Each line that includes "SERGIO" counts once; give the total and nothing besides.

#####

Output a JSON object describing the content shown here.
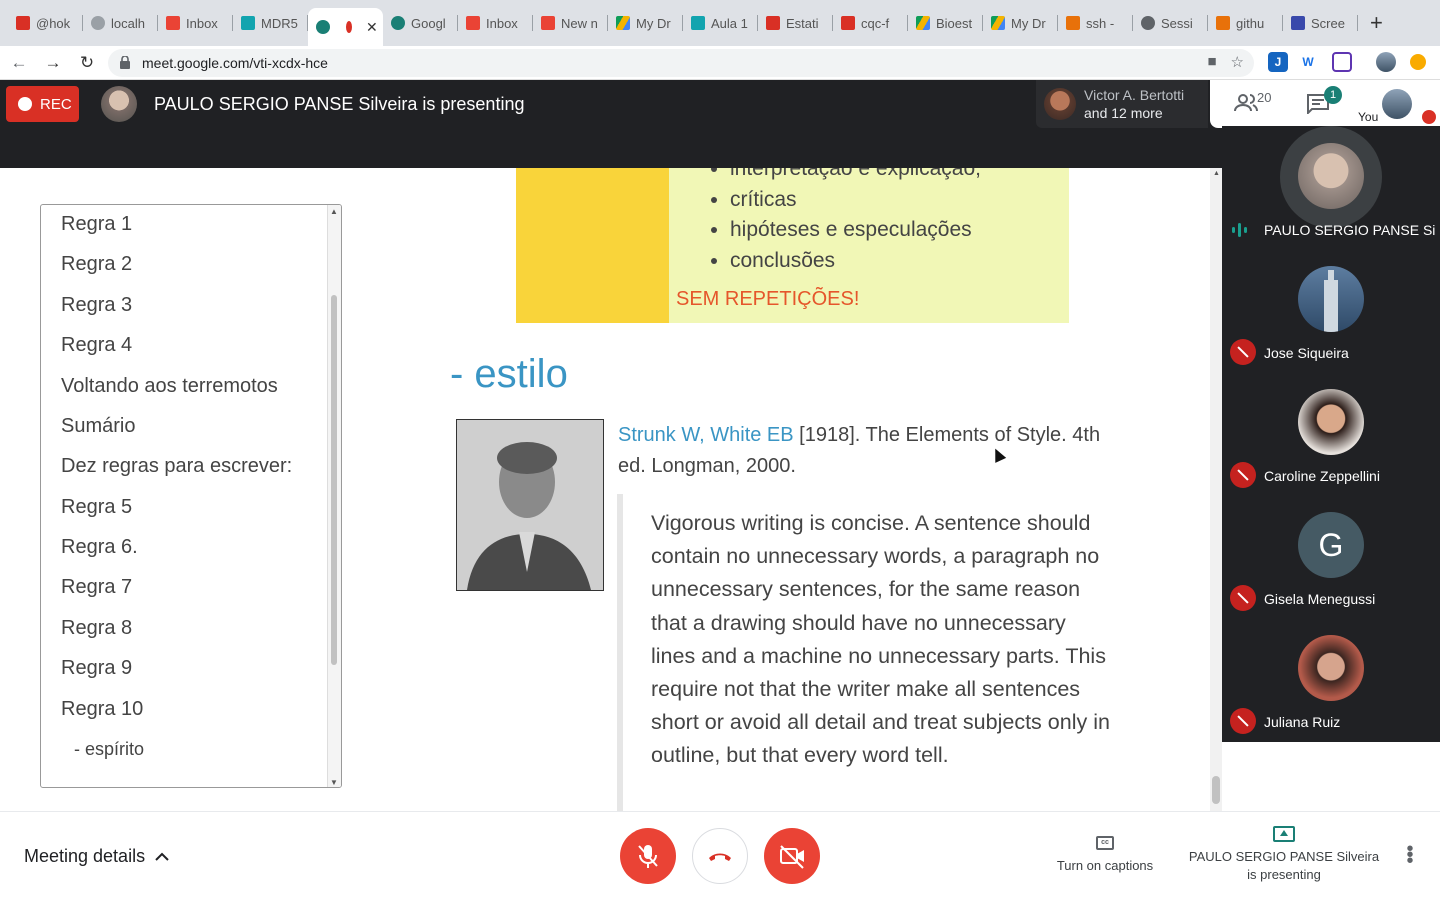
{
  "browser": {
    "tabs": [
      {
        "title": "@hok",
        "color": "#d93025"
      },
      {
        "title": "localh",
        "color": "#9aa0a6"
      },
      {
        "title": "Inbox",
        "color": "#ea4335"
      },
      {
        "title": "MDR5",
        "color": "#12a4af"
      },
      {
        "title": "",
        "color": "#1a7f75",
        "active": true
      },
      {
        "title": "Googl",
        "color": "#1a7f75"
      },
      {
        "title": "Inbox",
        "color": "#ea4335"
      },
      {
        "title": "New n",
        "color": "#ea4335"
      },
      {
        "title": "My Dr",
        "color": "#f4b400"
      },
      {
        "title": "Aula 1",
        "color": "#12a4af"
      },
      {
        "title": "Estati",
        "color": "#d93025"
      },
      {
        "title": "cqc-f",
        "color": "#d93025"
      },
      {
        "title": "Bioest",
        "color": "#f4b400"
      },
      {
        "title": "My Dr",
        "color": "#f4b400"
      },
      {
        "title": "ssh -",
        "color": "#e8710a"
      },
      {
        "title": "Sessi",
        "color": "#5f6368"
      },
      {
        "title": "githu",
        "color": "#e8710a"
      },
      {
        "title": "Scree",
        "color": "#3949ab"
      }
    ],
    "url": "meet.google.com/vti-xcdx-hce"
  },
  "meet": {
    "rec_label": "REC",
    "presenting_title": "PAULO SERGIO PANSE Silveira is presenting",
    "speaking_line1": "Victor A. Bertotti",
    "speaking_line2": "and 12 more",
    "participant_count": "20",
    "chat_badge": "1",
    "you_label": "You"
  },
  "slide": {
    "outline": [
      "Regra 1",
      "Regra 2",
      "Regra 3",
      "Regra 4",
      "Voltando aos terremotos",
      "Sumário",
      "Dez regras para escrever:",
      "Regra 5",
      "Regra 6.",
      "Regra 7",
      "Regra 8",
      "Regra 9",
      "Regra 10",
      "- espírito"
    ],
    "bullets": [
      "interpretação e explicação;",
      "críticas",
      "hipóteses e especulações",
      "conclusões"
    ],
    "warning": "SEM REPETIÇÕES!",
    "heading": "- estilo",
    "citation_link": "Strunk W, White EB",
    "citation_rest": " [1918]. The Elements of Style. 4th ed. Longman, 2000.",
    "quote": "Vigorous writing is concise. A sentence should contain no unnecessary words, a paragraph no unnecessary sentences, for the same reason that a drawing should have no unnecessary lines and a machine no unnecessary parts. This require not that the writer make all sentences short or avoid all detail and treat subjects only in outline, but that every word tell."
  },
  "participants": [
    {
      "name": "PAULO SERGIO PANSE Sil...",
      "speaking": true
    },
    {
      "name": "Jose Siqueira",
      "muted": true
    },
    {
      "name": "Caroline Zeppellini",
      "muted": true
    },
    {
      "name": "Gisela Menegussi",
      "muted": true,
      "initial": "G"
    },
    {
      "name": "Juliana Ruiz",
      "muted": true
    }
  ],
  "bottom": {
    "meeting_details": "Meeting details",
    "captions": "Turn on captions",
    "presenting": "PAULO SERGIO PANSE Silveira is presenting"
  }
}
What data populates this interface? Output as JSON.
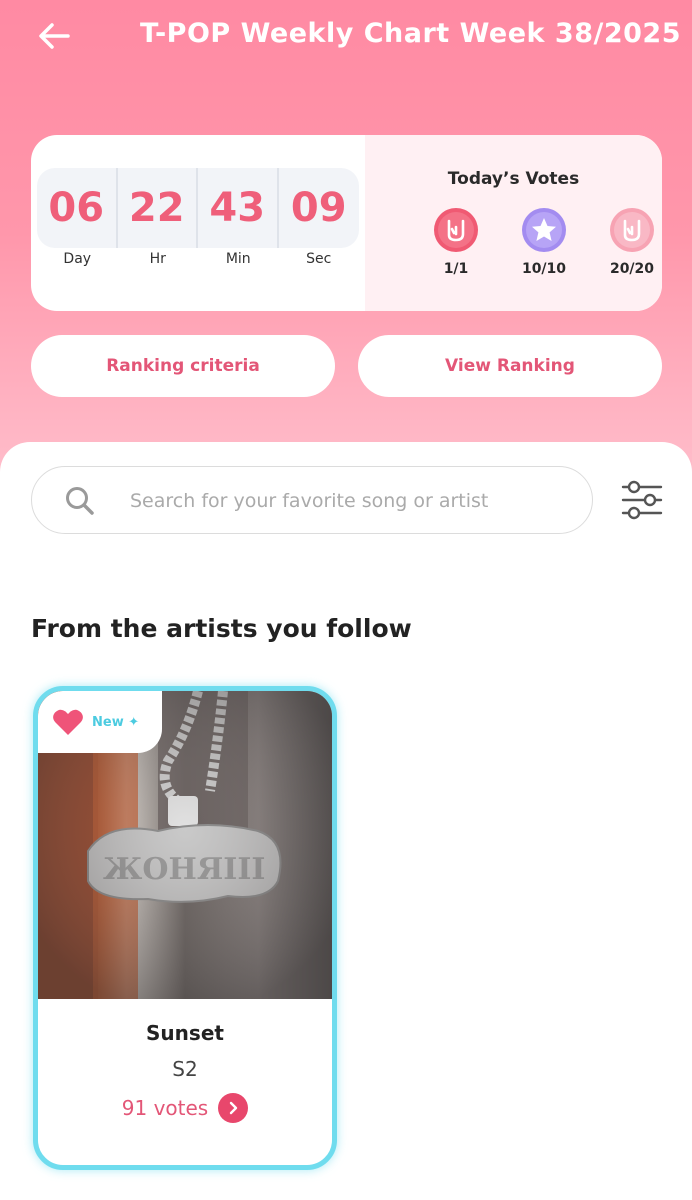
{
  "header": {
    "title": "T-POP Weekly Chart Week 38/2025",
    "back_icon": "arrow-left-icon"
  },
  "countdown": {
    "cells": [
      {
        "value": "06",
        "label": "Day"
      },
      {
        "value": "22",
        "label": "Hr"
      },
      {
        "value": "43",
        "label": "Min"
      },
      {
        "value": "09",
        "label": "Sec"
      }
    ]
  },
  "todays_votes": {
    "title": "Today’s Votes",
    "items": [
      {
        "icon": "rock-hand-coin-icon",
        "count": "1/1",
        "color": "#f05a73"
      },
      {
        "icon": "star-coin-icon",
        "count": "10/10",
        "color": "#a38cf0"
      },
      {
        "icon": "rock-hand-coin-light-icon",
        "count": "20/20",
        "color": "#f7a3b3"
      }
    ]
  },
  "buttons": {
    "ranking_criteria": "Ranking criteria",
    "view_ranking": "View Ranking"
  },
  "search": {
    "placeholder": "Search for your favorite song or artist",
    "value": ""
  },
  "section": {
    "title": "From the artists you follow"
  },
  "song_card": {
    "badge": "New ✦",
    "title": "Sunset",
    "artist": "S2",
    "votes": "91 votes",
    "border_color": "#6fdcee"
  },
  "colors": {
    "accent": "#e35677",
    "countdown_digits": "#ef5f7a"
  }
}
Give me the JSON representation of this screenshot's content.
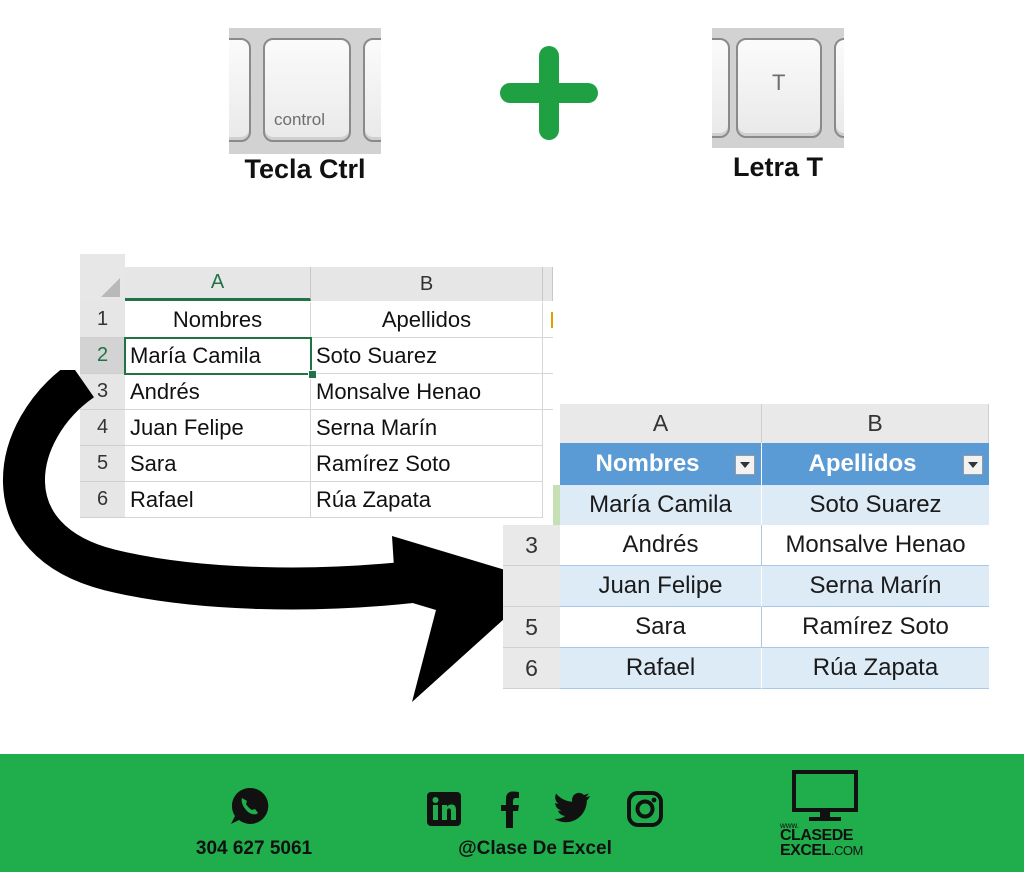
{
  "shortcut": {
    "key1_cap": "control",
    "key1_caption": "Tecla Ctrl",
    "key2_cap": "T",
    "key2_caption": "Letra T",
    "plus_color": "#1fa043"
  },
  "sheet_before": {
    "col_headers": [
      "A",
      "B"
    ],
    "row_numbers": [
      "1",
      "2",
      "3",
      "4",
      "5",
      "6"
    ],
    "header_row": [
      "Nombres",
      "Apellidos"
    ],
    "rows": [
      [
        "María Camila",
        "Soto Suarez"
      ],
      [
        "Andrés",
        "Monsalve Henao"
      ],
      [
        "Juan Felipe",
        "Serna Marín"
      ],
      [
        "Sara",
        "Ramírez Soto"
      ],
      [
        "Rafael",
        "Rúa Zapata"
      ]
    ]
  },
  "sheet_after": {
    "col_headers": [
      "A",
      "B"
    ],
    "header_row": [
      "Nombres",
      "Apellidos"
    ],
    "row_numbers": [
      "3",
      "",
      "5",
      "6"
    ],
    "rows": [
      [
        "María Camila",
        "Soto Suarez"
      ],
      [
        "Andrés",
        "Monsalve Henao"
      ],
      [
        "Juan Felipe",
        "Serna Marín"
      ],
      [
        "Sara",
        "Ramírez Soto"
      ],
      [
        "Rafael",
        "Rúa Zapata"
      ]
    ],
    "header_color": "#5b9bd5",
    "band_color": "#ddebf7"
  },
  "footer": {
    "phone": "304 627 5061",
    "handle": "@Clase De Excel",
    "logo_www": "www.",
    "logo_line1": "CLASEDE",
    "logo_line2": "EXCEL",
    "logo_suffix": ".COM",
    "icons": [
      "whatsapp-icon",
      "linkedin-icon",
      "facebook-icon",
      "twitter-icon",
      "instagram-icon",
      "monitor-icon"
    ],
    "bg_color": "#1fae4b"
  }
}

#####

## Exercise result
3